## PROMPT 1
In the passage on groups, what two properties must the single group operation have?
## PROMPT 2
Write out the group theory passage word for word, starting with "The particular edifice" and going on through "those specific fields.".
## PROMPT 3
Continue the passage on group and representation theory from the point at which it stops.

Certainly at the cutting face of research mathematics there is much to learn and much that is not understood. It can be argued that these topics are precisely those obscure irrelevancies, mathematical chimera, that were dismissed earlier; but they provide a point of entry and are, perhaps, not as irrelevant as they may seem at first glance. The difficulty of describing these areas is the layered scaffolding of definitions and intermediary results that mathematicians have constructed beneath them as they climb towards their goal. Such constructions are often daunting to the outsider, and serve to obfuscate what lies at their heart. This means that the depth of the underlying elegance may not be clear as we climb, but hopefully we will catch a glimpse as we climb down the other side.
The particular edifice I would like to climb for the purposes of this discussion is that of Group Theory and Representation Theory. Along the way I'll try and point out some of the various directions where our understanding is less than perfect without necessarily getting into the details of those specific fields.

Let's begin with the definition of a group, sacrificing a little rigour and precision for the sake of brevity: A group is a set of objects with a particular "algebraic structure". By an algebraic structure I mean a set of operations that take one or more elements of the set as arguments and return a single element of the set. A natural concrete example is the algebraic structure provided to the set of natural numbers by addition and multiplication - operations that take two numbers and return a single number. The more such operations you have the greater the scope for complex interplay between them. For the particular algebraic structure that defines a group we ask for things to be (almost) as simple as possible. We require a single operation that is associative (the order in which we apply the operation doesn't affect the end result), and takes exactly two arguments. We also require the existence of certain set elements with regard to how they behave under this operation. First we require an "identity" element - an element *e* such that for any other element *x* we have *f(x,e) = f(e,x) = x* where *f* is our associative operation. Second we require the existence of "inverse" elements - for each *x* we require some element *x'* such that *f(x,x') = f(x',x) = e*. Any set of objects with an algebraic structure satisfying those constraints is a group. Adding more operations and different constraints leads to a profusion of other things to study: rings, domains, fields, modules, algebras, etc.

Stored data
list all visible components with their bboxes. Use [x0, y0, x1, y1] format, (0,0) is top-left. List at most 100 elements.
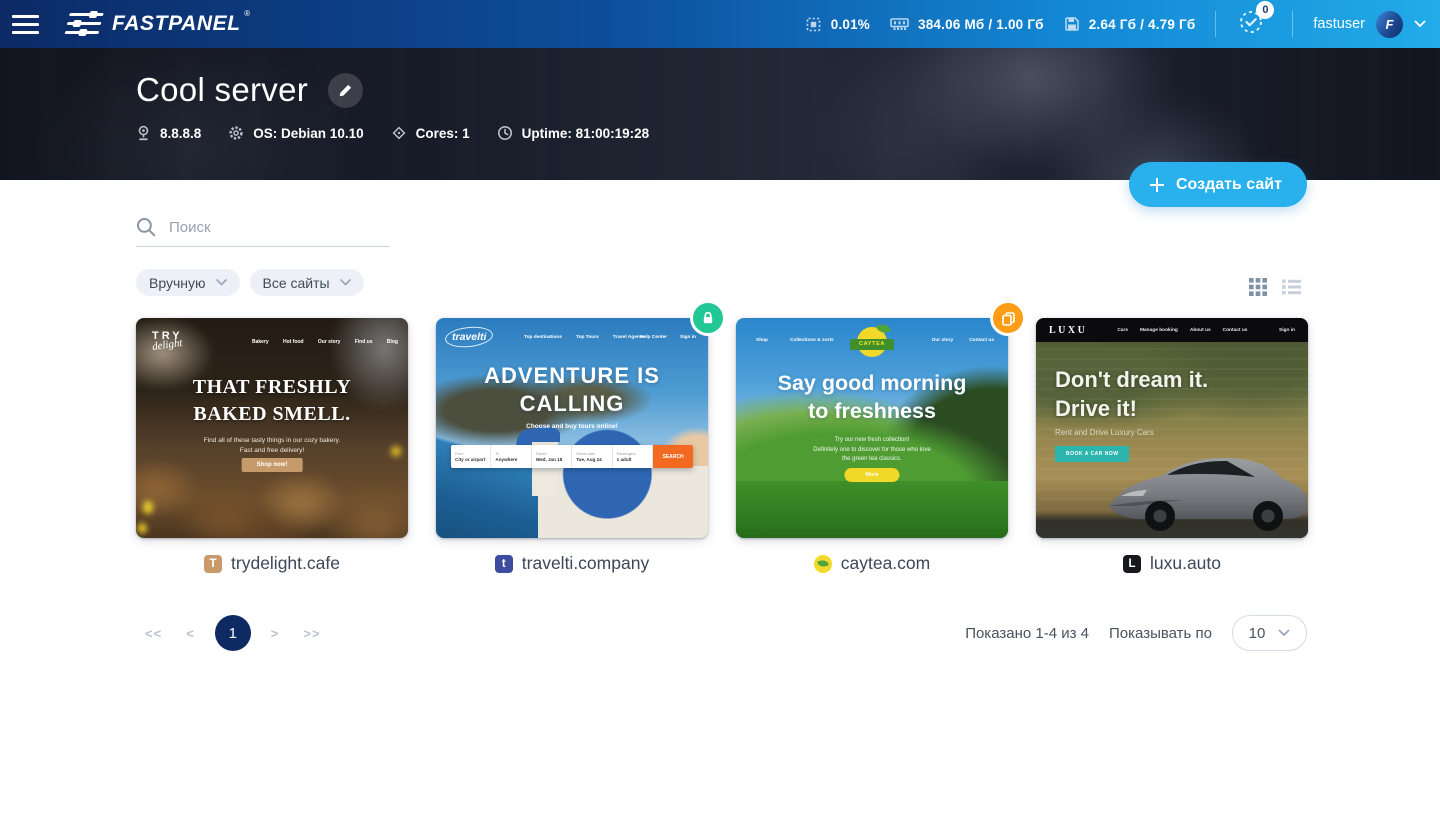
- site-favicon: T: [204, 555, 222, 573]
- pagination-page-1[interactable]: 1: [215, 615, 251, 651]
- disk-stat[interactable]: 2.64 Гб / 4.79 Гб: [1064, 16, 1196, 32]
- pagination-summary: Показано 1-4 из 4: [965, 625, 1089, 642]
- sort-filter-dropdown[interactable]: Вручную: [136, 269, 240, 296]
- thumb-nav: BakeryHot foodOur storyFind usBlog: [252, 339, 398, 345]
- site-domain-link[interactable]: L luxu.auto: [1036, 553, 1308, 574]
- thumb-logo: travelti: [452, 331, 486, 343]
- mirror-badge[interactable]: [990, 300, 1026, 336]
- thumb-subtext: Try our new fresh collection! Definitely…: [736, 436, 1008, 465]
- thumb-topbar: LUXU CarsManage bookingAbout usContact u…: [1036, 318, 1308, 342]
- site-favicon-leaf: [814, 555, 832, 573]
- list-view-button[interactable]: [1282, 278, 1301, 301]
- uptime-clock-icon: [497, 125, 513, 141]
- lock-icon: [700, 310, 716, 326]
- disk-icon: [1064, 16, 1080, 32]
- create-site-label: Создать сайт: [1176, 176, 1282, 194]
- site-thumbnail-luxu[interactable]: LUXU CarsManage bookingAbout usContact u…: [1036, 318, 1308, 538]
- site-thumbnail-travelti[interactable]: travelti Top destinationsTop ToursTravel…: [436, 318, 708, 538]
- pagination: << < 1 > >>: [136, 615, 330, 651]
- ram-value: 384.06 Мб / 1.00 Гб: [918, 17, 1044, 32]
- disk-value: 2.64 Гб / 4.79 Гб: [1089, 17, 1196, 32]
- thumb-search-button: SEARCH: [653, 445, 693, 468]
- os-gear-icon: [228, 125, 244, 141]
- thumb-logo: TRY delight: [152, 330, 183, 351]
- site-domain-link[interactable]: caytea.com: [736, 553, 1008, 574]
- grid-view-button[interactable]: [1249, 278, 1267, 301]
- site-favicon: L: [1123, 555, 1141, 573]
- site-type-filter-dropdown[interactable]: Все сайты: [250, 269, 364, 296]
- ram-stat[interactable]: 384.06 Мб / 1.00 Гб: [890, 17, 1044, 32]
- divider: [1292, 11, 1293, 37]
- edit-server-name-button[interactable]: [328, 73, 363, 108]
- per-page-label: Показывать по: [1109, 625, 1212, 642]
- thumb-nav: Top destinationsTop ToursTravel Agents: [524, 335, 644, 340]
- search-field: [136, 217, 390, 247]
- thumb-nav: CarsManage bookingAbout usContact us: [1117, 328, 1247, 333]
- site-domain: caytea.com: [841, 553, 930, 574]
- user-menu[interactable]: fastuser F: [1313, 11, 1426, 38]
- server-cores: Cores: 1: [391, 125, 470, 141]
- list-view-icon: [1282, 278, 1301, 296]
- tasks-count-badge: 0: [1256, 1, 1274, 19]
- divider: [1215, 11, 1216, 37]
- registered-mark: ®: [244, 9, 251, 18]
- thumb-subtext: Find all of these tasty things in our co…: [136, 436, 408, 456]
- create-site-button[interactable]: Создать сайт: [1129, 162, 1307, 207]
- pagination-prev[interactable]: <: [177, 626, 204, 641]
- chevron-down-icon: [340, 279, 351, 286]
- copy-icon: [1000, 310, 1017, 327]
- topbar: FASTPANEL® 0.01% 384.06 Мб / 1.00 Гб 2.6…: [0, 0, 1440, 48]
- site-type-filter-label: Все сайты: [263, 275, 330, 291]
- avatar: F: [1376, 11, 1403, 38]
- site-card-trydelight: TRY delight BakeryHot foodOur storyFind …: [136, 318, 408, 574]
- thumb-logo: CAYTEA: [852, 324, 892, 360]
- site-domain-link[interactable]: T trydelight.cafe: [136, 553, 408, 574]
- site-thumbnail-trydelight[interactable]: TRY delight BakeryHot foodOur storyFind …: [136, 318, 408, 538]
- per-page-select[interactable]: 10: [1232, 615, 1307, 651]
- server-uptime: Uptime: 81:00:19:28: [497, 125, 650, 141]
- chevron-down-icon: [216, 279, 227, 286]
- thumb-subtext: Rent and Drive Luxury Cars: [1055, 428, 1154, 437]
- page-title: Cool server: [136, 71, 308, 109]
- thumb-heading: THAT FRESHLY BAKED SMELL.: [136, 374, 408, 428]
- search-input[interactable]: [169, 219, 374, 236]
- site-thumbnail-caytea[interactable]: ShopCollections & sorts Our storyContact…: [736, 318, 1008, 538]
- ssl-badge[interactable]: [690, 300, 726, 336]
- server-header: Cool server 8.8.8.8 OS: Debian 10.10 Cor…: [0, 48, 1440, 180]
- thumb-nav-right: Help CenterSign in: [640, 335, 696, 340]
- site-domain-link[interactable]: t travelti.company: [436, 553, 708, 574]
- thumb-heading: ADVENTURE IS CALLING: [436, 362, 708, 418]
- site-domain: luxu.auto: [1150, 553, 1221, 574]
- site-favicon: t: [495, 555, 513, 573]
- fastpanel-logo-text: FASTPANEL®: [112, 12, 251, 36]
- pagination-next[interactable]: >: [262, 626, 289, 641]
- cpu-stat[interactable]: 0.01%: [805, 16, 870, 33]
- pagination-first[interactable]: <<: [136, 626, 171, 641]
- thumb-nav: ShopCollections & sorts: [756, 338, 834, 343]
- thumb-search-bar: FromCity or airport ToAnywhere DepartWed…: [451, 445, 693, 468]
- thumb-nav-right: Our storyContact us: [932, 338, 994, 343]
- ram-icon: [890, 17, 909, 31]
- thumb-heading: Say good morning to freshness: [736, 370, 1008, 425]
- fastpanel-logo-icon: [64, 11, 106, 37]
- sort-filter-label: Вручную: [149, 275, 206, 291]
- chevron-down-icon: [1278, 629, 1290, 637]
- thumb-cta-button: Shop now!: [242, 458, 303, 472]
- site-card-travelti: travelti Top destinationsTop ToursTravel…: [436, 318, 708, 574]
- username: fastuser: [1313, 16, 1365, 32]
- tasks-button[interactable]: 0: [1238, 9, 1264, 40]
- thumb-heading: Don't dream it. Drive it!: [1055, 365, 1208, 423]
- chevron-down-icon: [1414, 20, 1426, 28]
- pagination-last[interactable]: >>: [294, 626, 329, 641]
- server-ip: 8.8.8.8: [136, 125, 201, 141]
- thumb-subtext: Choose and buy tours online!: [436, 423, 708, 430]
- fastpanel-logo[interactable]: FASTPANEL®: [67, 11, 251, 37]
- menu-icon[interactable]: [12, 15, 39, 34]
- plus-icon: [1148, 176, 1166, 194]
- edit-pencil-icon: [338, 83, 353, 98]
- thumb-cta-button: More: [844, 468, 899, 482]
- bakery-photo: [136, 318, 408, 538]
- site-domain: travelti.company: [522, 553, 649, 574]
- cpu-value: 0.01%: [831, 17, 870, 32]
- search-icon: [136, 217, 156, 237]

--

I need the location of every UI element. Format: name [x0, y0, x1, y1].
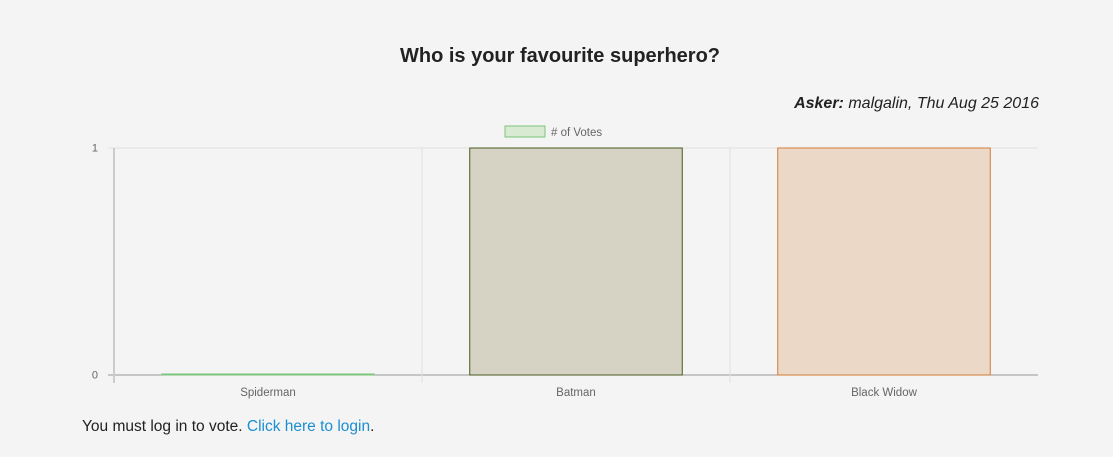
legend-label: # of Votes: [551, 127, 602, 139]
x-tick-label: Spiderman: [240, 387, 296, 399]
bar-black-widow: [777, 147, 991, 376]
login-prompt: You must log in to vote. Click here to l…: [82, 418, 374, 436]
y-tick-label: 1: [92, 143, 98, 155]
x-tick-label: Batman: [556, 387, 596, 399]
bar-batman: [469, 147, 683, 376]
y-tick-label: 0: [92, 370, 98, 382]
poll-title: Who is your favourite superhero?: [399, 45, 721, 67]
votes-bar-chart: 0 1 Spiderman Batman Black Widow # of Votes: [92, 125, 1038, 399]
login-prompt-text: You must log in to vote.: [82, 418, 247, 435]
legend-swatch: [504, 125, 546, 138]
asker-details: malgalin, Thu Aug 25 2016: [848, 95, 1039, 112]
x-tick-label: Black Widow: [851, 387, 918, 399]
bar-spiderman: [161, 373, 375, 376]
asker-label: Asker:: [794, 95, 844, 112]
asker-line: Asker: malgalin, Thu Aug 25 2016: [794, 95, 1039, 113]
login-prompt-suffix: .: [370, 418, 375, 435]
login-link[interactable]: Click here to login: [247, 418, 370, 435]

## REPLY 1
It must be associative and take exactly two arguments.

## REPLY 2
The particular edifice I would like to climb for the purposes of this discussion is that of Group Theory and Representation Theory. Along the way I'll try and point out some of the various directions where our understanding is less than perfect without necessarily getting into the details of those specific fields.

## REPLY 3
Given just this abstract axiomatic definition, just the raw scaffolding, it is hard to see the motivation for studying such things - why abstract out from numbers in this way? Surprisingly groups, rings, fields, and other such structures, crop up in all manner of different contexts - once you think to look for them you find them everywhere. It turns out that we require more study of such things, not less. For example programming multi-threaded and multi-process applications is considered very hard, in a large part because it is hard to think and reason about many different things all happening at once in parallel. The study of communicating concurrent processes, which is to say multi-threaded and multi-process systems, can be reduced to a structure that is almost (but not quite - it lacks a couple of constraints) a ring. The subtle difference puts it just outside the reach of the vast array of tools and theorems mathematicians have developed. A better understanding of those structures could quickly make reasoning about and programming massively concurrent multithreaded systems exceptionally simple. For now it remains one of those areas about which we know far too little. Let us get back to groups however.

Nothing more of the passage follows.